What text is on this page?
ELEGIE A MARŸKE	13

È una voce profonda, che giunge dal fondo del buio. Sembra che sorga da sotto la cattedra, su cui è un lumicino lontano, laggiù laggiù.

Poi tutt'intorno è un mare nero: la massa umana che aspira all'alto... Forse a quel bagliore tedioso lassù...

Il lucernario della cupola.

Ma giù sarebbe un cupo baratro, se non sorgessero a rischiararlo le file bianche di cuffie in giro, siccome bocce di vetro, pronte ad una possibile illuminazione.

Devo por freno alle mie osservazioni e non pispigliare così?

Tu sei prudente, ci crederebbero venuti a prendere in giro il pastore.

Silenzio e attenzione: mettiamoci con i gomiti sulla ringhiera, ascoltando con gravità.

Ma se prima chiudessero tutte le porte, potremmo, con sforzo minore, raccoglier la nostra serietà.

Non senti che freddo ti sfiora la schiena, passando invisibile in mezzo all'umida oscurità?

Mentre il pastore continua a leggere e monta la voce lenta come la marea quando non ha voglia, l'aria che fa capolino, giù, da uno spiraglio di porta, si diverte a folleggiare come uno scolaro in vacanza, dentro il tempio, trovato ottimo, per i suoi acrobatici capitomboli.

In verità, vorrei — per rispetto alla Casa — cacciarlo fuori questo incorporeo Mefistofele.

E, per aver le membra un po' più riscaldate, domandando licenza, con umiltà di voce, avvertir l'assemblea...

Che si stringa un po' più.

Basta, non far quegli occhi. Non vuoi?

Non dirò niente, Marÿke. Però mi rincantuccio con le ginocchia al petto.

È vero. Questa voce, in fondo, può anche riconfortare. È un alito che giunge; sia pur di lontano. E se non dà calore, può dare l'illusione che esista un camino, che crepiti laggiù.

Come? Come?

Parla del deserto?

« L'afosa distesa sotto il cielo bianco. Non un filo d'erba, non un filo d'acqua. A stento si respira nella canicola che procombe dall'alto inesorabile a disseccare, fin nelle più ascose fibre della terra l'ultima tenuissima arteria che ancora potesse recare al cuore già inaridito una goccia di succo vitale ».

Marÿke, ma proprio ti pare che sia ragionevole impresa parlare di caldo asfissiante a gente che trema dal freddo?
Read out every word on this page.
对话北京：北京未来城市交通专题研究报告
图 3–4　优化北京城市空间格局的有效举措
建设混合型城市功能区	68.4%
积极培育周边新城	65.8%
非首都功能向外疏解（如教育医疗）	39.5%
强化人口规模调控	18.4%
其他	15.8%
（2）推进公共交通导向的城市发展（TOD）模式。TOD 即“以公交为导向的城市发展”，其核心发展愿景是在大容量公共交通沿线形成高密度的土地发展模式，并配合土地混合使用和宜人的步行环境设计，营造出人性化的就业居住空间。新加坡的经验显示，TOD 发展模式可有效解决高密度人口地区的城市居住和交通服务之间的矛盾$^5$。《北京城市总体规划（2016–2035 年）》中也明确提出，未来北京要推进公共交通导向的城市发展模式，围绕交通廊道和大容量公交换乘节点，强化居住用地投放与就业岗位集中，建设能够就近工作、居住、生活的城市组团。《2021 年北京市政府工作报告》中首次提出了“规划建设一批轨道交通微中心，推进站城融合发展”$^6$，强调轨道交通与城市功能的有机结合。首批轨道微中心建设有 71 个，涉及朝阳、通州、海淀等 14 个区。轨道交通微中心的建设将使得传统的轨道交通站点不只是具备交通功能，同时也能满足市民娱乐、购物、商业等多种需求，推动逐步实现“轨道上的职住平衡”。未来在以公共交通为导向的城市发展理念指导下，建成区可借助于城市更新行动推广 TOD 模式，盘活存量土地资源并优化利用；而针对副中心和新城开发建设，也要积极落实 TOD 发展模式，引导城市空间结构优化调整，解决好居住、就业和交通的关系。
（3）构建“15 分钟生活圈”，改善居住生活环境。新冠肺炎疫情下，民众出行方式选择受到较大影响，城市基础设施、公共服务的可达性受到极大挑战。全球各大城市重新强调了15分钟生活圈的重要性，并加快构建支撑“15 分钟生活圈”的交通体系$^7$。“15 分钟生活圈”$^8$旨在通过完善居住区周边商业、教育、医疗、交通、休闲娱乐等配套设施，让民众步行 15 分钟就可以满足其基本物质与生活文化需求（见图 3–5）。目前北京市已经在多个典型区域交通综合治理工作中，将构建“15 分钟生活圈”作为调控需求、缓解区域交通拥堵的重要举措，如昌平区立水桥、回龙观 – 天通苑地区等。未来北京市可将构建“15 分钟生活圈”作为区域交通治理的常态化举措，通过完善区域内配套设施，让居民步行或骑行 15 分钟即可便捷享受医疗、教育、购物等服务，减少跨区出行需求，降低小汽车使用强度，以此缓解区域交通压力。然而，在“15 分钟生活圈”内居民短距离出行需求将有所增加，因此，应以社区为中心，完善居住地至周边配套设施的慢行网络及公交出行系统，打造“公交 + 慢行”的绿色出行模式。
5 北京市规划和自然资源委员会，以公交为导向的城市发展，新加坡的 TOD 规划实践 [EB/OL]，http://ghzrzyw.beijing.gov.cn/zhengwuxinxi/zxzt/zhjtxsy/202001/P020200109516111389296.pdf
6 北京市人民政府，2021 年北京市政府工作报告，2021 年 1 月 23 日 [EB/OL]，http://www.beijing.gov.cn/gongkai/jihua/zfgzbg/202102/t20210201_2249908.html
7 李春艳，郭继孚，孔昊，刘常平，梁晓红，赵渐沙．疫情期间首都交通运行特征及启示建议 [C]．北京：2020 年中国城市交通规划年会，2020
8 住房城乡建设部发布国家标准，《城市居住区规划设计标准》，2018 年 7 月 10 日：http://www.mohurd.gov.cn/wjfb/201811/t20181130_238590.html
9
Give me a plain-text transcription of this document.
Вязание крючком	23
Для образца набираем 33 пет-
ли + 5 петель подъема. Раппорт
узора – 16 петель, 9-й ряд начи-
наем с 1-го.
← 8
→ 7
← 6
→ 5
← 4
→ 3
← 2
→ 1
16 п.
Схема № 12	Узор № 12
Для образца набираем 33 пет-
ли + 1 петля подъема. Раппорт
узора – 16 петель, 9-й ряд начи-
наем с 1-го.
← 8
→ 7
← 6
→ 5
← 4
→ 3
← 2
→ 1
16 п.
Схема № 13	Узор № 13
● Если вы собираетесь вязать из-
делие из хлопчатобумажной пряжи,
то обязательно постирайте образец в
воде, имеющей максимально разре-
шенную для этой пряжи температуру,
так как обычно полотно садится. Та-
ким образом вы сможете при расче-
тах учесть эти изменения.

==*==

▶ _Exercise prompt_
Copy out each line of the data where the string "text" appears.

▶ _Written answer_
What text is on this page?
Give me a plain-text transcription of this document.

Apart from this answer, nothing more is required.